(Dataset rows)
↓
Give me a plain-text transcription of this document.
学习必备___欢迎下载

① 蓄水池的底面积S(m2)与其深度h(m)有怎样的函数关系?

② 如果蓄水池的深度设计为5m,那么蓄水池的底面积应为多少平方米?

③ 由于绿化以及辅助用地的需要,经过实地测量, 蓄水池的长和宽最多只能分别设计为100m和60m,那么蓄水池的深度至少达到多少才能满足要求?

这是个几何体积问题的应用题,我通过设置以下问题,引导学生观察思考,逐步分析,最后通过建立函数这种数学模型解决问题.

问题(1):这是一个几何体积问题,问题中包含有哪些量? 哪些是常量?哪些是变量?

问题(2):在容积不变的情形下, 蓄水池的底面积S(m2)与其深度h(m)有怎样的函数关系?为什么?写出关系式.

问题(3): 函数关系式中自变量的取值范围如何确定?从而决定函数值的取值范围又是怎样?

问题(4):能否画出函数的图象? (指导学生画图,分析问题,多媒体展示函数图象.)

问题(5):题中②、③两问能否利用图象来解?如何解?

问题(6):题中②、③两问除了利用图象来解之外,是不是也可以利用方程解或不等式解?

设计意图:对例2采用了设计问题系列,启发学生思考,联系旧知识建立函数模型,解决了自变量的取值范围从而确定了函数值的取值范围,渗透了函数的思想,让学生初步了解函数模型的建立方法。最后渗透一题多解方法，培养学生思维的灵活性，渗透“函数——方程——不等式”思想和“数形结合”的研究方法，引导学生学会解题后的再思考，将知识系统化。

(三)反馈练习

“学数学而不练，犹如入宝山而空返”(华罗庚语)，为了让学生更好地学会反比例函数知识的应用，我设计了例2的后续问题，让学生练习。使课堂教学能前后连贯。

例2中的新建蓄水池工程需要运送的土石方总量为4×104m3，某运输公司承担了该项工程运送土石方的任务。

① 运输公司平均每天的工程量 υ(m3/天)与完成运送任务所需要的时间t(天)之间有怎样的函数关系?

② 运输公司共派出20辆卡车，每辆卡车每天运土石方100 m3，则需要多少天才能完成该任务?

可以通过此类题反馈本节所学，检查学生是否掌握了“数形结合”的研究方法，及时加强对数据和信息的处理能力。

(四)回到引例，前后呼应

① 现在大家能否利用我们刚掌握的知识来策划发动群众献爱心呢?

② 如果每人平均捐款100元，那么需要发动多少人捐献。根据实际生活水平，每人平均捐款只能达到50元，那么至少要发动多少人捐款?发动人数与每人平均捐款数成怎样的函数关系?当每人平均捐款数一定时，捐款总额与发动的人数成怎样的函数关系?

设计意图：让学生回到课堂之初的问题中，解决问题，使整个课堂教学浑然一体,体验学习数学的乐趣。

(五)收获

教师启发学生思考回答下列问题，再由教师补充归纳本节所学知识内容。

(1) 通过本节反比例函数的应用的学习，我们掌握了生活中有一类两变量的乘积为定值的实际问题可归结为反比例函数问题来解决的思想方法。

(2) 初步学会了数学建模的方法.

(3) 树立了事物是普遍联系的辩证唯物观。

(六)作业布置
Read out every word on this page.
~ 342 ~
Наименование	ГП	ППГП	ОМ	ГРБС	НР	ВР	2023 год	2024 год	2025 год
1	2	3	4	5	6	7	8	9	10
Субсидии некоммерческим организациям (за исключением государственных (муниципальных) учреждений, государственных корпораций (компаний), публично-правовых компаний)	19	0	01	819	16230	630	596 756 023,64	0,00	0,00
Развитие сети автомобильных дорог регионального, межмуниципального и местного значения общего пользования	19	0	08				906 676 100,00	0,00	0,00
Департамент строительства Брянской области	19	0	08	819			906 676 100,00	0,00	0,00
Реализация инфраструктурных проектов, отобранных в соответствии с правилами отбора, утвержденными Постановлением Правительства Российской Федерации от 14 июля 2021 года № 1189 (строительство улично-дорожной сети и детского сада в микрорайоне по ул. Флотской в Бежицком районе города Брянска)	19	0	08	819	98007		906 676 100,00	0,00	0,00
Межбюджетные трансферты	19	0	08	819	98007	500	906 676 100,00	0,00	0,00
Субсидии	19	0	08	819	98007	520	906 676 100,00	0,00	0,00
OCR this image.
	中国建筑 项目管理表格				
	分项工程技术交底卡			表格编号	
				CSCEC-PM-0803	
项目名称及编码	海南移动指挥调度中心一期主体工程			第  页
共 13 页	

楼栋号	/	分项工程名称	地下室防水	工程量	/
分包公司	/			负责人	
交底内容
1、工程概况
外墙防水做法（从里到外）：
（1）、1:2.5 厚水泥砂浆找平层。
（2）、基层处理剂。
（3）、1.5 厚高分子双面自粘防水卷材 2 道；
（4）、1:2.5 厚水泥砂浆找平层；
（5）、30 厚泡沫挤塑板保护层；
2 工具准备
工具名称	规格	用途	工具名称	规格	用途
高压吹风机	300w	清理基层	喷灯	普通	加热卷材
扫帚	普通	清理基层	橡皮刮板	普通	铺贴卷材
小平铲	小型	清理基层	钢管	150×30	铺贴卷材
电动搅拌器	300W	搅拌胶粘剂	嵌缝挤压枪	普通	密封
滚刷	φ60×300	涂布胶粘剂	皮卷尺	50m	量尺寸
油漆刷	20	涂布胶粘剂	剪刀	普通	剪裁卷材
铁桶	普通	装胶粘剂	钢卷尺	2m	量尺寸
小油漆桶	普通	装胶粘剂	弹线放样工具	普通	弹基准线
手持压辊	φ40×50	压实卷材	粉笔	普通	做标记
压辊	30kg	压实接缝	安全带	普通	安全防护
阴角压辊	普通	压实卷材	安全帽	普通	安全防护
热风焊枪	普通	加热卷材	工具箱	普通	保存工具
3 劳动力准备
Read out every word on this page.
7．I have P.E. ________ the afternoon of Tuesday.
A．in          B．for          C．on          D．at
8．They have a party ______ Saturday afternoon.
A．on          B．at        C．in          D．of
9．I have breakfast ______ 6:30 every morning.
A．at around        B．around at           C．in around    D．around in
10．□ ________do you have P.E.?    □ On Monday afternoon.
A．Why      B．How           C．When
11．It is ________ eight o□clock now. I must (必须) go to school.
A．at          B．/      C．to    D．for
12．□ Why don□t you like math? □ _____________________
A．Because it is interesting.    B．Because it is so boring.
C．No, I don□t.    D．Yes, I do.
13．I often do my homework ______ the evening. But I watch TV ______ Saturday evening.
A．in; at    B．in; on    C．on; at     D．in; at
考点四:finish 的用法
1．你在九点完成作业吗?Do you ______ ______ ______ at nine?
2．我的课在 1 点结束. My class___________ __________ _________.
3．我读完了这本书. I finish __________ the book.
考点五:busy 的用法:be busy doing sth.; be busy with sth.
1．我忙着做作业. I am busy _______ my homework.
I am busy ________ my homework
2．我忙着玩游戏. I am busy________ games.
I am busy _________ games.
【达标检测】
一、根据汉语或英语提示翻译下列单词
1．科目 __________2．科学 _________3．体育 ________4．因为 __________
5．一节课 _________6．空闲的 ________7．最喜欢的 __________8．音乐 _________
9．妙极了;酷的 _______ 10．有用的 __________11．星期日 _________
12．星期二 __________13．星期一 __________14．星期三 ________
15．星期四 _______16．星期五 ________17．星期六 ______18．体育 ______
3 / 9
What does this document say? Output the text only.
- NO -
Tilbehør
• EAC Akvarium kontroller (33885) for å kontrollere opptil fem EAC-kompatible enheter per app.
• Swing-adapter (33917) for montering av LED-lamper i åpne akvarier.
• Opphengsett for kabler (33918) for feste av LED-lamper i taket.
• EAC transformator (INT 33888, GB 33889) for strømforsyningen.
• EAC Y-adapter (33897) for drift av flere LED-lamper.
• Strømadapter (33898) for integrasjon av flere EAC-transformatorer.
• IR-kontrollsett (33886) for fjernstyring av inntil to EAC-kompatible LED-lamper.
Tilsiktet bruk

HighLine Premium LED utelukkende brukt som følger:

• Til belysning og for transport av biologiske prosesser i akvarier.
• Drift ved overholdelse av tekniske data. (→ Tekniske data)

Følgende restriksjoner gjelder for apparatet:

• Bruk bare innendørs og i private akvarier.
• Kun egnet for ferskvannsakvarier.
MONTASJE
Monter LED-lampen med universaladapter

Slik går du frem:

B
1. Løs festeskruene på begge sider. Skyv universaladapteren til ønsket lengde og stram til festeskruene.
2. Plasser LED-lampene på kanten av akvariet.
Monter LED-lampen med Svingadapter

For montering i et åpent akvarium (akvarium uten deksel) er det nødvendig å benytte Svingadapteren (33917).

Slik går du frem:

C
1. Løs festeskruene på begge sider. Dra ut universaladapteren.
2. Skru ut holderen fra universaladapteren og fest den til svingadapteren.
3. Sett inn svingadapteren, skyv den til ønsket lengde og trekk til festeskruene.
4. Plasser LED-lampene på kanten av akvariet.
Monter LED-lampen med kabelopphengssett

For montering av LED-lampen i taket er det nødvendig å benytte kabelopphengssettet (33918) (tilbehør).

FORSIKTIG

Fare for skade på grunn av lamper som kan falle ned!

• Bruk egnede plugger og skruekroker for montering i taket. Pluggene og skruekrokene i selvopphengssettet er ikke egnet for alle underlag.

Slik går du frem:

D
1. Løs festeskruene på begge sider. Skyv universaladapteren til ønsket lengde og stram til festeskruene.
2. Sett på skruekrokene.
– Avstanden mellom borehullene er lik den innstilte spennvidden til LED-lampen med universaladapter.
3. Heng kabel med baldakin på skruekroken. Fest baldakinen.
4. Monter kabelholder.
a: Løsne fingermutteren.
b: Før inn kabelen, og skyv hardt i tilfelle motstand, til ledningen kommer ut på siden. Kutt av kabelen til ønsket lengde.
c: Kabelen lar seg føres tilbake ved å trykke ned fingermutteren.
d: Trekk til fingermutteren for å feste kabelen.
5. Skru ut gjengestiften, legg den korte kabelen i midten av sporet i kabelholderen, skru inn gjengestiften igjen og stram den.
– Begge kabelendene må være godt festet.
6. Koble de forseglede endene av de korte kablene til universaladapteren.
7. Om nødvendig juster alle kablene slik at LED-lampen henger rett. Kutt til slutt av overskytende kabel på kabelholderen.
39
↑
- Job:
Answer with one number: how many lines in the listing hold "this".

- Worked solution:
5